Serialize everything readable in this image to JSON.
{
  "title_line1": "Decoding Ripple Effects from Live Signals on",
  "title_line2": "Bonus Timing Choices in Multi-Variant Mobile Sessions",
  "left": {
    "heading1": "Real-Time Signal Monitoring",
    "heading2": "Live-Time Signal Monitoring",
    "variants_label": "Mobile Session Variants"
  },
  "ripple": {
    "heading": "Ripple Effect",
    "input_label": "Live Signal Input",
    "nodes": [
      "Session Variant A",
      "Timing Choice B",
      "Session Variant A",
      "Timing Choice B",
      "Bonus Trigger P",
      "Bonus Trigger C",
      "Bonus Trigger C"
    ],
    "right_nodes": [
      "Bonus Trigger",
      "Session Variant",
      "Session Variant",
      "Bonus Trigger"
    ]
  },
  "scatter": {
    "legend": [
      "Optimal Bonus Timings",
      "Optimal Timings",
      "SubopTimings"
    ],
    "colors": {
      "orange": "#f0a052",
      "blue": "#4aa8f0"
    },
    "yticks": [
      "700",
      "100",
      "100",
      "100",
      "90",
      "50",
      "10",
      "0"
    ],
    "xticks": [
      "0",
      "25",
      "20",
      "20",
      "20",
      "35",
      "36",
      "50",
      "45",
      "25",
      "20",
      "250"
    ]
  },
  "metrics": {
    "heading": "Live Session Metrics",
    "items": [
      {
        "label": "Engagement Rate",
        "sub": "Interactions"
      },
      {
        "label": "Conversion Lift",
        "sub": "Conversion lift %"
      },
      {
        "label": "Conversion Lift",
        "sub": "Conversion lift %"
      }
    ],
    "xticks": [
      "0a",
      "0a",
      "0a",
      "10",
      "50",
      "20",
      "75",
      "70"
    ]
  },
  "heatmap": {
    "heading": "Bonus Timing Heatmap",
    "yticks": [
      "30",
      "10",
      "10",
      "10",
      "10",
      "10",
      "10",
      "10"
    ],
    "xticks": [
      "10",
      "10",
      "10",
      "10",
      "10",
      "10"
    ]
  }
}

----

# EXERCISE BRIEF
Extract every entry in the listing word for word.

# THE ANSWER
Serialize everything readable in this image to JSON.
{
  "title_line1": "Decoding Ripple Effects from Live Signals on",
  "title_line2": "Bonus Timing Choices in Multi-Variant Mobile Sessions",
  "left": {
    "heading1": "Real-Time Signal Monitoring",
    "heading2": "Live-Time Signal Monitoring",
    "variants_label": "Mobile Session Variants"
  },
  "ripple": {
    "heading": "Ripple Effect",
    "input_label": "Live Signal Input",
    "nodes": [
      "Session Variant A",
      "Timing Choice B",
      "Session Variant A",
      "Timing Choice B",
      "Bonus Trigger P",
      "Bonus Trigger C",
      "Bonus Trigger C"
    ],
    "right_nodes": [
      "Bonus Trigger",
      "Session Variant",
      "Session Variant",
      "Bonus Trigger"
    ]
  },
  "scatter": {
    "legend": [
      "Optimal Bonus Timings",
      "Optimal Timings",
      "SubopTimings"
    ],
    "colors": {
      "orange": "#f0a052",
      "blue": "#4aa8f0"
    },
    "yticks": [
      "700",
      "100",
      "100",
      "100",
      "90",
      "50",
      "10",
      "0"
    ],
    "xticks": [
      "0",
      "25",
      "20",
      "20",
      "20",
      "35",
      "36",
      "50",
      "45",
      "25",
      "20",
      "250"
    ]
  },
  "metrics": {
    "heading": "Live Session Metrics",
    "items": [
      {
        "label": "Engagement Rate",
        "sub": "Interactions"
      },
      {
        "label": "Conversion Lift",
        "sub": "Conversion lift %"
      },
      {
        "label": "Conversion Lift",
        "sub": "Conversion lift %"
      }
    ],
    "xticks": [
      "0a",
      "0a",
      "0a",
      "10",
      "50",
      "20",
      "75",
      "70"
    ]
  },
  "heatmap": {
    "heading": "Bonus Timing Heatmap",
    "yticks": [
      "30",
      "10",
      "10",
      "10",
      "10",
      "10",
      "10",
      "10"
    ],
    "xticks": [
      "10",
      "10",
      "10",
      "10",
      "10",
      "10"
    ]
  }
}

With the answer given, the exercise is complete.